Work to complete: Repeat all the records exactly, omitting pictures.

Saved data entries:
-- Begin --

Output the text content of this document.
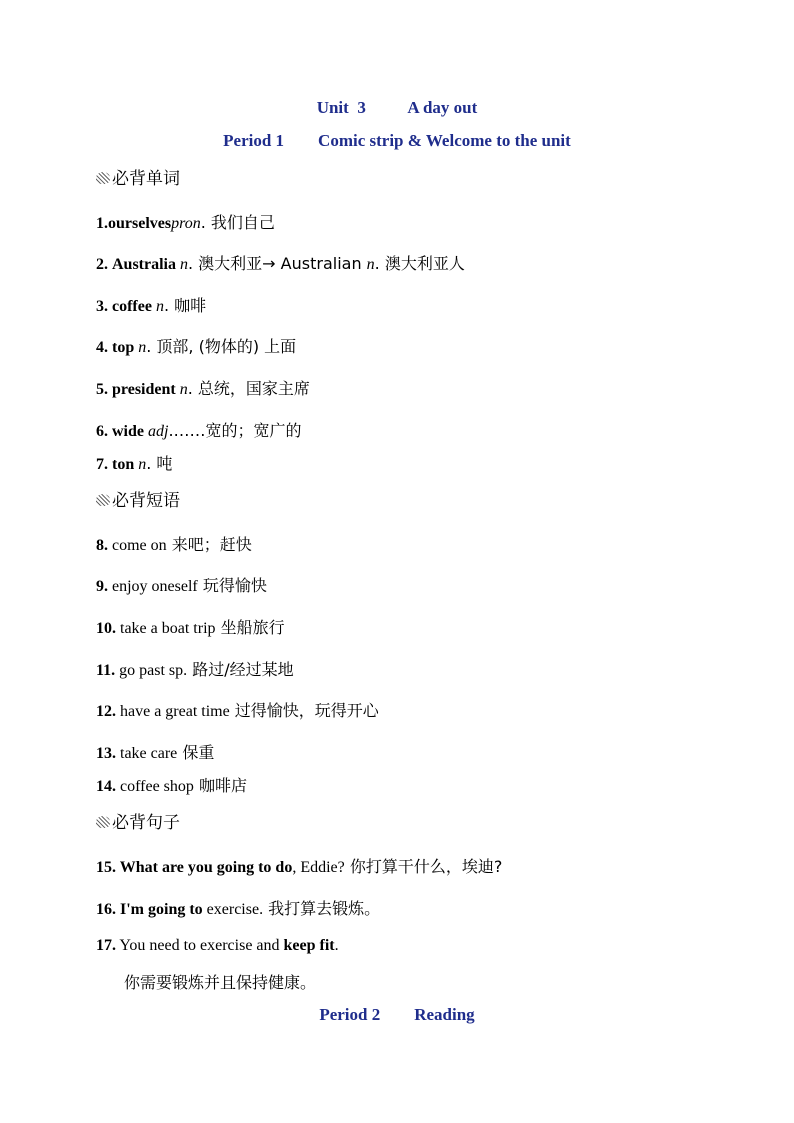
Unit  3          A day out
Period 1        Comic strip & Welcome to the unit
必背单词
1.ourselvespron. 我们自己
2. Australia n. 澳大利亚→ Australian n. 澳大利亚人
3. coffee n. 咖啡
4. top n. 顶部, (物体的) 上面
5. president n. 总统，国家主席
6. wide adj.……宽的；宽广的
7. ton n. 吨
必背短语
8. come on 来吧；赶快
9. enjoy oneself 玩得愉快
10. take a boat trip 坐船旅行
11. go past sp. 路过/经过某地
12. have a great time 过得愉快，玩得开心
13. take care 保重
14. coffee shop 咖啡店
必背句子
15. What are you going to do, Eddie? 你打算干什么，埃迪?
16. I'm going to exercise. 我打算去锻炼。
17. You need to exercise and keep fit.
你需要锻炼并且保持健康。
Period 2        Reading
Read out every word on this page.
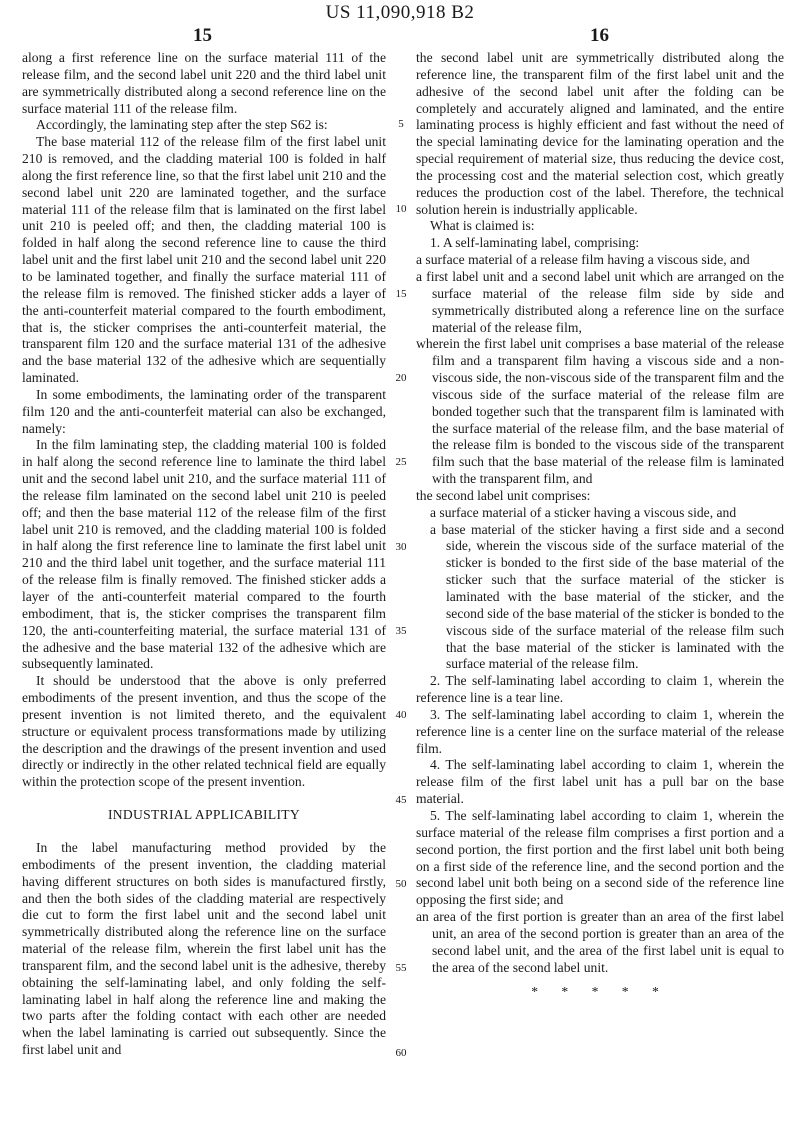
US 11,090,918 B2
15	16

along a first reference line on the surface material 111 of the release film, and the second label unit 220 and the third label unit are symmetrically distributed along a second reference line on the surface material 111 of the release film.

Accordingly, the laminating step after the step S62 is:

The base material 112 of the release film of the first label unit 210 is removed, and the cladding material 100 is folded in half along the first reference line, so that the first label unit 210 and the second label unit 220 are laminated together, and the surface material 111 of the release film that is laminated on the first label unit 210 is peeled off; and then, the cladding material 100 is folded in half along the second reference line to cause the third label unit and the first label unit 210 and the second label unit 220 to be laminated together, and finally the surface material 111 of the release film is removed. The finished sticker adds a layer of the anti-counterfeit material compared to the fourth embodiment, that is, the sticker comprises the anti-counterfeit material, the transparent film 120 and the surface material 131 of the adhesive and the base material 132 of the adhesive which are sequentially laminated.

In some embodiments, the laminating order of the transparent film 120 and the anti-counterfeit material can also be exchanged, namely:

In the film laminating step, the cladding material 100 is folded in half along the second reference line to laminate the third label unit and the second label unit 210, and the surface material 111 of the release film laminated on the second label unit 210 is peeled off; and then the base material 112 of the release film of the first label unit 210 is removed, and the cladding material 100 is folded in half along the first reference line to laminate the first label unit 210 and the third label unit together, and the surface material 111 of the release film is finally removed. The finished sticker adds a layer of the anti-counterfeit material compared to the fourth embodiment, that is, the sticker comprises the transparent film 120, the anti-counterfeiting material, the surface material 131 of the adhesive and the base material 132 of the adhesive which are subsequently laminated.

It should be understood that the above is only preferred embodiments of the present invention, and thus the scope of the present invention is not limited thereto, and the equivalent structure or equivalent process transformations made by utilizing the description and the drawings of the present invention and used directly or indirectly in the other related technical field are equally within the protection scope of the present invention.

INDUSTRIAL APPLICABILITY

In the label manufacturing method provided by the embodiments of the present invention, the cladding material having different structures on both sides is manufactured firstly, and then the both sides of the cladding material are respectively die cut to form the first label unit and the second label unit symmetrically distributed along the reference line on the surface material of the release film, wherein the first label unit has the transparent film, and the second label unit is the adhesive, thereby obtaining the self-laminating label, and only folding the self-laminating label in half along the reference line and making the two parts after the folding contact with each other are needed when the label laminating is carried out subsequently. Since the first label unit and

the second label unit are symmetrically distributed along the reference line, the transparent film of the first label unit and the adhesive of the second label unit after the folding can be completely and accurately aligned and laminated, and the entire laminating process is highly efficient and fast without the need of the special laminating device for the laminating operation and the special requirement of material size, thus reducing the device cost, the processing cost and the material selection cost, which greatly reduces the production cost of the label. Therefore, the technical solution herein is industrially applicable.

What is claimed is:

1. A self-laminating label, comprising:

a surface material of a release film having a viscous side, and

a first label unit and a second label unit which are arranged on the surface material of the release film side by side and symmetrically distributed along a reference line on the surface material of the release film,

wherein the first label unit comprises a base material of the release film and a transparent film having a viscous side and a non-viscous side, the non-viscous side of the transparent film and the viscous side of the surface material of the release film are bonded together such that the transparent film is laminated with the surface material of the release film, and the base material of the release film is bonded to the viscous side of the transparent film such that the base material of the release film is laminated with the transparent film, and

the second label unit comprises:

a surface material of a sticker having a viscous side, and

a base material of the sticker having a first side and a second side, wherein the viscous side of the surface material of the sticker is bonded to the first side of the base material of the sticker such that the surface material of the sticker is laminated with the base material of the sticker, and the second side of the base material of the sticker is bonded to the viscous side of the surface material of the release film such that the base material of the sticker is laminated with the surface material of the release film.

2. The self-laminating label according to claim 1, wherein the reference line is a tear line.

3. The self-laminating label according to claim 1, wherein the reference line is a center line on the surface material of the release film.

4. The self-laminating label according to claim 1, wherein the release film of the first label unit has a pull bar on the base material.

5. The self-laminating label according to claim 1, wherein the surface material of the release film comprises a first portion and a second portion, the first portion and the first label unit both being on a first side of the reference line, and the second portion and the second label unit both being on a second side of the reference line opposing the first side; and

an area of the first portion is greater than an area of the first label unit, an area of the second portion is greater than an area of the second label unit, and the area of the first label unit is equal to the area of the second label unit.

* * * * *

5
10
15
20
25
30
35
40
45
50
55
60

-- End --

Solved exercise:
Output the text content of this document.
Unit  3          A day out
Period 1        Comic strip & Welcome to the unit
必背单词
1.ourselvespron. 我们自己
2. Australia n. 澳大利亚→ Australian n. 澳大利亚人
3. coffee n. 咖啡
4. top n. 顶部, (物体的) 上面
5. president n. 总统，国家主席
6. wide adj.……宽的；宽广的
7. ton n. 吨
必背短语
8. come on 来吧；赶快
9. enjoy oneself 玩得愉快
10. take a boat trip 坐船旅行
11. go past sp. 路过/经过某地
12. have a great time 过得愉快，玩得开心
13. take care 保重
14. coffee shop 咖啡店
必背句子
15. What are you going to do, Eddie? 你打算干什么，埃迪?
16. I'm going to exercise. 我打算去锻炼。
17. You need to exercise and keep fit.
你需要锻炼并且保持健康。
Period 2        Reading
Read out every word on this page.
US 11,090,918 B2
15	16

along a first reference line on the surface material 111 of the release film, and the second label unit 220 and the third label unit are symmetrically distributed along a second reference line on the surface material 111 of the release film.

Accordingly, the laminating step after the step S62 is:

The base material 112 of the release film of the first label unit 210 is removed, and the cladding material 100 is folded in half along the first reference line, so that the first label unit 210 and the second label unit 220 are laminated together, and the surface material 111 of the release film that is laminated on the first label unit 210 is peeled off; and then, the cladding material 100 is folded in half along the second reference line to cause the third label unit and the first label unit 210 and the second label unit 220 to be laminated together, and finally the surface material 111 of the release film is removed. The finished sticker adds a layer of the anti-counterfeit material compared to the fourth embodiment, that is, the sticker comprises the anti-counterfeit material, the transparent film 120 and the surface material 131 of the adhesive and the base material 132 of the adhesive which are sequentially laminated.

In some embodiments, the laminating order of the transparent film 120 and the anti-counterfeit material can also be exchanged, namely:

In the film laminating step, the cladding material 100 is folded in half along the second reference line to laminate the third label unit and the second label unit 210, and the surface material 111 of the release film laminated on the second label unit 210 is peeled off; and then the base material 112 of the release film of the first label unit 210 is removed, and the cladding material 100 is folded in half along the first reference line to laminate the first label unit 210 and the third label unit together, and the surface material 111 of the release film is finally removed. The finished sticker adds a layer of the anti-counterfeit material compared to the fourth embodiment, that is, the sticker comprises the transparent film 120, the anti-counterfeiting material, the surface material 131 of the adhesive and the base material 132 of the adhesive which are subsequently laminated.

It should be understood that the above is only preferred embodiments of the present invention, and thus the scope of the present invention is not limited thereto, and the equivalent structure or equivalent process transformations made by utilizing the description and the drawings of the present invention and used directly or indirectly in the other related technical field are equally within the protection scope of the present invention.

INDUSTRIAL APPLICABILITY

In the label manufacturing method provided by the embodiments of the present invention, the cladding material having different structures on both sides is manufactured firstly, and then the both sides of the cladding material are respectively die cut to form the first label unit and the second label unit symmetrically distributed along the reference line on the surface material of the release film, wherein the first label unit has the transparent film, and the second label unit is the adhesive, thereby obtaining the self-laminating label, and only folding the self-laminating label in half along the reference line and making the two parts after the folding contact with each other are needed when the label laminating is carried out subsequently. Since the first label unit and

the second label unit are symmetrically distributed along the reference line, the transparent film of the first label unit and the adhesive of the second label unit after the folding can be completely and accurately aligned and laminated, and the entire laminating process is highly efficient and fast without the need of the special laminating device for the laminating operation and the special requirement of material size, thus reducing the device cost, the processing cost and the material selection cost, which greatly reduces the production cost of the label. Therefore, the technical solution herein is industrially applicable.

What is claimed is:

1. A self-laminating label, comprising:

a surface material of a release film having a viscous side, and

a first label unit and a second label unit which are arranged on the surface material of the release film side by side and symmetrically distributed along a reference line on the surface material of the release film,

wherein the first label unit comprises a base material of the release film and a transparent film having a viscous side and a non-viscous side, the non-viscous side of the transparent film and the viscous side of the surface material of the release film are bonded together such that the transparent film is laminated with the surface material of the release film, and the base material of the release film is bonded to the viscous side of the transparent film such that the base material of the release film is laminated with the transparent film, and

the second label unit comprises:

a surface material of a sticker having a viscous side, and

a base material of the sticker having a first side and a second side, wherein the viscous side of the surface material of the sticker is bonded to the first side of the base material of the sticker such that the surface material of the sticker is laminated with the base material of the sticker, and the second side of the base material of the sticker is bonded to the viscous side of the surface material of the release film such that the base material of the sticker is laminated with the surface material of the release film.

2. The self-laminating label according to claim 1, wherein the reference line is a tear line.

3. The self-laminating label according to claim 1, wherein the reference line is a center line on the surface material of the release film.

4. The self-laminating label according to claim 1, wherein the release film of the first label unit has a pull bar on the base material.

5. The self-laminating label according to claim 1, wherein the surface material of the release film comprises a first portion and a second portion, the first portion and the first label unit both being on a first side of the reference line, and the second portion and the second label unit both being on a second side of the reference line opposing the first side; and

an area of the first portion is greater than an area of the first label unit, an area of the second portion is greater than an area of the second label unit, and the area of the first label unit is equal to the area of the second label unit.

* * * * *

5
10
15
20
25
30
35
40
45
50
55
60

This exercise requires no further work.